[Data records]

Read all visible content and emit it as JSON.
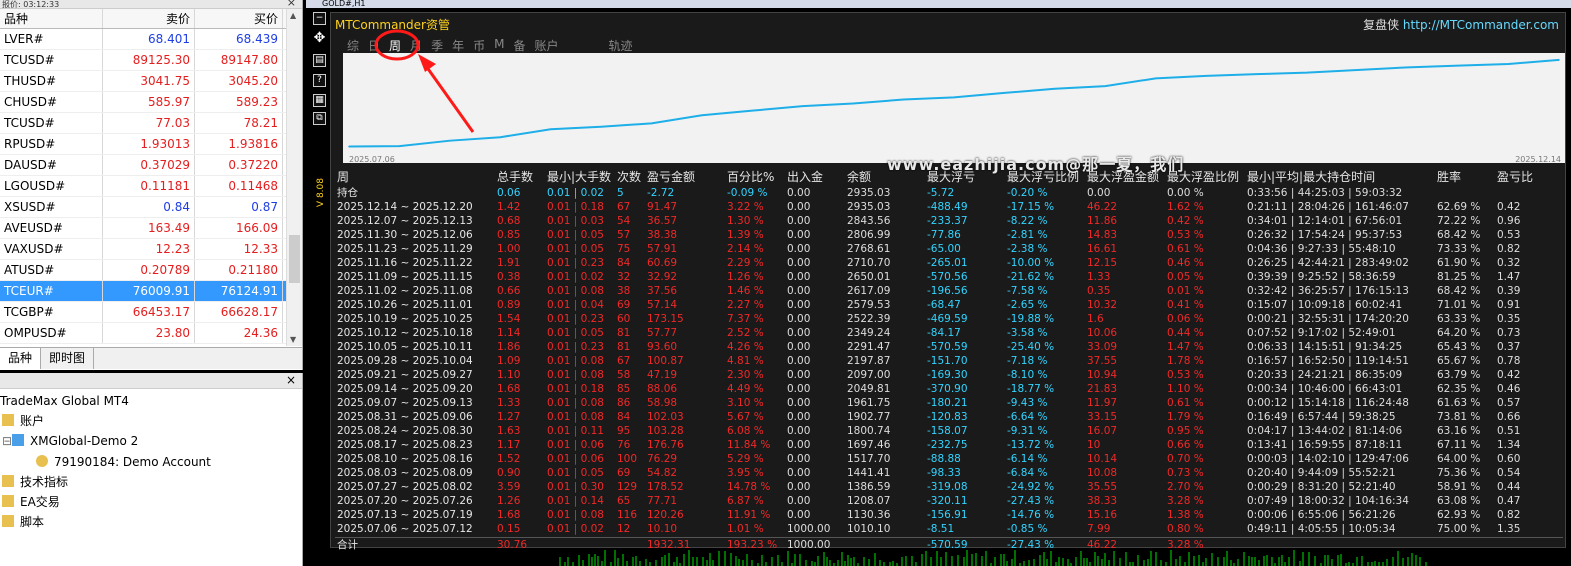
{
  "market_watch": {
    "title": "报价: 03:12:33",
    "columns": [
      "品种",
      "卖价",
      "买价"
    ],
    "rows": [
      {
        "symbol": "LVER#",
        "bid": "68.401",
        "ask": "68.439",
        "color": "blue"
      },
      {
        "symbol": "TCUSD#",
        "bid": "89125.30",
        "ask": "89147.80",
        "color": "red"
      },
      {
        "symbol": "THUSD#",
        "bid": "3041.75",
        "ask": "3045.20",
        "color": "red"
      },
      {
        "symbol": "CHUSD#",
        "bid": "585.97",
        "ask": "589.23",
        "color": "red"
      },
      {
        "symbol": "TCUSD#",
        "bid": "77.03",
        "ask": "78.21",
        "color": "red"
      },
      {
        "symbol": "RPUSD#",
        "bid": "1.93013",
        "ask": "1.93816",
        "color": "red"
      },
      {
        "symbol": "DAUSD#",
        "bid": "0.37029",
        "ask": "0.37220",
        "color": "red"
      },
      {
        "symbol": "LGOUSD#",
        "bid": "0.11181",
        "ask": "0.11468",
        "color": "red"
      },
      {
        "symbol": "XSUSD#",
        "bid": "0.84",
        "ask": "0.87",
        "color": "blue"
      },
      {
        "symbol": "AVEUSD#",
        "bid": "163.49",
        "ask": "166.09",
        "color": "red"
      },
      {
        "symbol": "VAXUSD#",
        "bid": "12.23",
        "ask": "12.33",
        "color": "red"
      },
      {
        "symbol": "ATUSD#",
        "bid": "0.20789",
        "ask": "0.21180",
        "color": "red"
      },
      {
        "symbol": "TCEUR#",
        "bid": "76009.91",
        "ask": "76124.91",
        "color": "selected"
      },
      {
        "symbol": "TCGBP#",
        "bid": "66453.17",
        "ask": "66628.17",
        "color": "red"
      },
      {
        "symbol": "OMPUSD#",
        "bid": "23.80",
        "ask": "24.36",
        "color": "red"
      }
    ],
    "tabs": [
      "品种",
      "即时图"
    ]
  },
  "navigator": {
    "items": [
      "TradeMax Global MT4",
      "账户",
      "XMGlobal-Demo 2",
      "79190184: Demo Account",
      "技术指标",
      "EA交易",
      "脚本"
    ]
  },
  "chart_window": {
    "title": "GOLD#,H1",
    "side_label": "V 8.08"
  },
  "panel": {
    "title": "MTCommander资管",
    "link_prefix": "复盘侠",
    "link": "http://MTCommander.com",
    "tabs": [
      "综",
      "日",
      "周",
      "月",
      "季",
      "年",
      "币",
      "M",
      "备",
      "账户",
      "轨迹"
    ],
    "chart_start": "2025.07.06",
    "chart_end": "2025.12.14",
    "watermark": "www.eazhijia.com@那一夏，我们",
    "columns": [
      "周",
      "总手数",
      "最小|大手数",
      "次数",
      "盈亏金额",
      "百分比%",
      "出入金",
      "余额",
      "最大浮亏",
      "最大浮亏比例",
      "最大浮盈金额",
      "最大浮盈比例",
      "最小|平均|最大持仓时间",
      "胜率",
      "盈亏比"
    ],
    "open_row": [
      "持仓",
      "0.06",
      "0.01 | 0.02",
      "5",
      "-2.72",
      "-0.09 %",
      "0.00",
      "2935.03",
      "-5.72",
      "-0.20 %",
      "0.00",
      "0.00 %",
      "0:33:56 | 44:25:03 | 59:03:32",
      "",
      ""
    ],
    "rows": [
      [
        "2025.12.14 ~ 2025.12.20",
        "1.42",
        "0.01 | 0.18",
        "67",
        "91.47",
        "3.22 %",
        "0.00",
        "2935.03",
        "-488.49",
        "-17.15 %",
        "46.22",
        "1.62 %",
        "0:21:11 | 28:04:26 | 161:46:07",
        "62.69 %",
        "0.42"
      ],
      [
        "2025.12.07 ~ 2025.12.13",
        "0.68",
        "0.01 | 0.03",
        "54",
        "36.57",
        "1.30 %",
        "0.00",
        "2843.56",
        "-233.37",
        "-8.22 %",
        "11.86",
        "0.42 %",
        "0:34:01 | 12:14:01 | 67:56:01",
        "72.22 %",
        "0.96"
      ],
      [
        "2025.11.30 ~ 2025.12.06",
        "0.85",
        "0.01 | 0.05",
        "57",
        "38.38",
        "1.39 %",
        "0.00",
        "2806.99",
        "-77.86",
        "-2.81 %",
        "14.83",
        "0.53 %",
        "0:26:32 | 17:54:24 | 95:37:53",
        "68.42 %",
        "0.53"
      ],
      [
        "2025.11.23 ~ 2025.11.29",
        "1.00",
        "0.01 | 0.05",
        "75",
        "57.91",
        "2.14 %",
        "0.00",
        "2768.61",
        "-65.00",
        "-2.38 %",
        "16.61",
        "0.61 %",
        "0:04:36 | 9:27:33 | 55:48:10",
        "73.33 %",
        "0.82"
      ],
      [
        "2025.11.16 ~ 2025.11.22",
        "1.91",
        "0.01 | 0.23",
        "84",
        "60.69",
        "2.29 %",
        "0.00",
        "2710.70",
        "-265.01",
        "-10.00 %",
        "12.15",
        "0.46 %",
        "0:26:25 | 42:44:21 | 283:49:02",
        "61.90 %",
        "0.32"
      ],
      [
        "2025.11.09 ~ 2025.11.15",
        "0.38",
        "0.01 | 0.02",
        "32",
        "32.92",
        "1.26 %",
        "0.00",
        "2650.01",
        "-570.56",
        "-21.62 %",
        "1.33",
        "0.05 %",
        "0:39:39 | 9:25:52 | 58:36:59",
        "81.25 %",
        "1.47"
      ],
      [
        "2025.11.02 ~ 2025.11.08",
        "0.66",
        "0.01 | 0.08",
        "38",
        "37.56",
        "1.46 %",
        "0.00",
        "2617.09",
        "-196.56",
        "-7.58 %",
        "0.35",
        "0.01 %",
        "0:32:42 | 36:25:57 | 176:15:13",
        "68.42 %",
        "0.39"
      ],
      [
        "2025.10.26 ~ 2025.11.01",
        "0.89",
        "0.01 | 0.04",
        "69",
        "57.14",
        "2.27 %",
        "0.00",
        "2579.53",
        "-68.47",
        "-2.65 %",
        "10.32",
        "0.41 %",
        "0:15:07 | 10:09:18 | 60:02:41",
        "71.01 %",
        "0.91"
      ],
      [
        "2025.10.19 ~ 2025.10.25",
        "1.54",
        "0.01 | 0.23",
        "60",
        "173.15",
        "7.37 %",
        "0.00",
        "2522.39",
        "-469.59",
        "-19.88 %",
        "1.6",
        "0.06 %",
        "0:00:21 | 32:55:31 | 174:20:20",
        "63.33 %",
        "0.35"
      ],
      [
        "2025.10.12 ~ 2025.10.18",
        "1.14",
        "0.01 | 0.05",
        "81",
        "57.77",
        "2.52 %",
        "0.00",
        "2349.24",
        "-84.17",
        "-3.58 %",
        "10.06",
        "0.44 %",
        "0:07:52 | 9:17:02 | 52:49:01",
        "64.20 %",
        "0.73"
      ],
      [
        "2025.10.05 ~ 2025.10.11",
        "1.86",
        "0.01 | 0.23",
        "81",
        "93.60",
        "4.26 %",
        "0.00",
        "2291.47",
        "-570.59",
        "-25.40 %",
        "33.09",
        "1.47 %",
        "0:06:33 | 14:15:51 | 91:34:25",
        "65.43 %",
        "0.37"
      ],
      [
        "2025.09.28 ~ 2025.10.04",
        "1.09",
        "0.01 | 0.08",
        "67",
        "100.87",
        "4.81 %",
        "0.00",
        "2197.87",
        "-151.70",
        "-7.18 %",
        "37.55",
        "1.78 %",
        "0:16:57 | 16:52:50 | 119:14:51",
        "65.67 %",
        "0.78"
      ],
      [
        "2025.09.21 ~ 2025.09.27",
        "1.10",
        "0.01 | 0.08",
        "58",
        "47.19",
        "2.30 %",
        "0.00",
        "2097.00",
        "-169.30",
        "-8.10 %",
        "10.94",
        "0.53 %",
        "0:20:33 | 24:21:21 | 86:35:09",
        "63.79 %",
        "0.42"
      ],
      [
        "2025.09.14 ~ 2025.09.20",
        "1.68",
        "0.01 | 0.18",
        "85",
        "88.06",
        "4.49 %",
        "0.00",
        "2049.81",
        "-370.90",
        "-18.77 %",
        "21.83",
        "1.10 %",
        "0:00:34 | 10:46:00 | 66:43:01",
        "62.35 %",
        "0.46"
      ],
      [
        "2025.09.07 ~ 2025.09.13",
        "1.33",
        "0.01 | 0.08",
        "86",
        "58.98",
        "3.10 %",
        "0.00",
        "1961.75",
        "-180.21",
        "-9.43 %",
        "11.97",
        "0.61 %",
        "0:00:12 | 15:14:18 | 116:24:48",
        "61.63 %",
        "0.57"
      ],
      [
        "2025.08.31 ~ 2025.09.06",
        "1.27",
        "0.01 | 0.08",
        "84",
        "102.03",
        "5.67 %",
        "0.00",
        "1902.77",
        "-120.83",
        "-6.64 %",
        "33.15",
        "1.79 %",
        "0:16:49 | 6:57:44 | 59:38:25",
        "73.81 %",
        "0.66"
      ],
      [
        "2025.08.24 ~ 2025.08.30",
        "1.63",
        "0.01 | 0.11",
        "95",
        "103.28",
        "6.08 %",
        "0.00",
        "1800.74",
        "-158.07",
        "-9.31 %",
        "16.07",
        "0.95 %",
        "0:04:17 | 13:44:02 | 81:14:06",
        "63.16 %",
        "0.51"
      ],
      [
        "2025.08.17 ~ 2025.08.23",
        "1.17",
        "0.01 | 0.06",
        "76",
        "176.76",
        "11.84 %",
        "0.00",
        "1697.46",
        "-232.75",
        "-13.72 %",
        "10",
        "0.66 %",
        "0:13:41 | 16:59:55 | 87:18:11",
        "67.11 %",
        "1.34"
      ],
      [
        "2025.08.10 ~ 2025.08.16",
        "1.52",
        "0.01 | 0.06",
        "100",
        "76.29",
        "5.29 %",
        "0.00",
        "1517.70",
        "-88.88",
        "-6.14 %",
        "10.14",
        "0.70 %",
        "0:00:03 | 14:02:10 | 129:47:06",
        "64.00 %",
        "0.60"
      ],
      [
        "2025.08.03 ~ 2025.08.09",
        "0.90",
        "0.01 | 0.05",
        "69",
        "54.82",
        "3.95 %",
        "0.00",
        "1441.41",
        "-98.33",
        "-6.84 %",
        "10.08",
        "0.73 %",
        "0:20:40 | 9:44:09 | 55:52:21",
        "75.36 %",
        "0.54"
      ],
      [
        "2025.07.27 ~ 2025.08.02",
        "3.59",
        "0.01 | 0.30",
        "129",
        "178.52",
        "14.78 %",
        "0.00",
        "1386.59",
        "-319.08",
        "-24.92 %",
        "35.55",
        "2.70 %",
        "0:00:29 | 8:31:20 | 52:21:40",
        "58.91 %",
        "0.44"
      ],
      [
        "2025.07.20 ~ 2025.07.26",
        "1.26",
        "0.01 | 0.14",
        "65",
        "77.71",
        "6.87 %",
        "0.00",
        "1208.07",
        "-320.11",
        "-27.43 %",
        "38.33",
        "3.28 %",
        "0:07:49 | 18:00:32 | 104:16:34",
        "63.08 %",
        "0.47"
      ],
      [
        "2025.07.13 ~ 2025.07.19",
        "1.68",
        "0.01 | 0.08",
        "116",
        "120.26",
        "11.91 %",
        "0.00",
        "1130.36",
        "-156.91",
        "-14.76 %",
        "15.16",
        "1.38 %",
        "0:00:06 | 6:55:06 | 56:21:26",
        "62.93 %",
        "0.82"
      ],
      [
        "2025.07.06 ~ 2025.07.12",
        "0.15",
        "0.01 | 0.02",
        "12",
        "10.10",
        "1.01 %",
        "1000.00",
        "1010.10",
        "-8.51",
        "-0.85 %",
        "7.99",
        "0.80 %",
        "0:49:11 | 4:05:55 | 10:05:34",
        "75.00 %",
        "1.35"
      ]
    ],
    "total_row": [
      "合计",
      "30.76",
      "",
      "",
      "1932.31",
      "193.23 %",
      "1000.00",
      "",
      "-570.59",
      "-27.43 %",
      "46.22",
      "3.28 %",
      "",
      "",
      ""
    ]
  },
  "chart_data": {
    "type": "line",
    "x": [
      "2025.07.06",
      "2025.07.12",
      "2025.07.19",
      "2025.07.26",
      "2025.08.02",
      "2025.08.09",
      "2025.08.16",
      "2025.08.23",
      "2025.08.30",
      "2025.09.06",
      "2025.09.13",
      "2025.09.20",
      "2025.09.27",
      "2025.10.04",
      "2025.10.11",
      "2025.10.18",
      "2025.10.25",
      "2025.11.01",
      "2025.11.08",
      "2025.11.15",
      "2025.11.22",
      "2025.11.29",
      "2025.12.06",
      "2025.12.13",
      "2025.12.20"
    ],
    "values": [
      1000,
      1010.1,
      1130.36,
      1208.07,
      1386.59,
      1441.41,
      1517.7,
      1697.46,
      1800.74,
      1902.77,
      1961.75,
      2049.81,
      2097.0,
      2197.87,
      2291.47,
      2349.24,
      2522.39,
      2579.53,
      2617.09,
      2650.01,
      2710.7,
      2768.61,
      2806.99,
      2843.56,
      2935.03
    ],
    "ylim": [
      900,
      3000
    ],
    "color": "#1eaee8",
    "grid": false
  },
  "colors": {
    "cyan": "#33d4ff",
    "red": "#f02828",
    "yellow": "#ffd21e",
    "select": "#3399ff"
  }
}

WRITTEN PROBLEM » Only the number is wanted: how many lines of these entries contain the string "Demo"?

COMPLETE OUTPUT » 2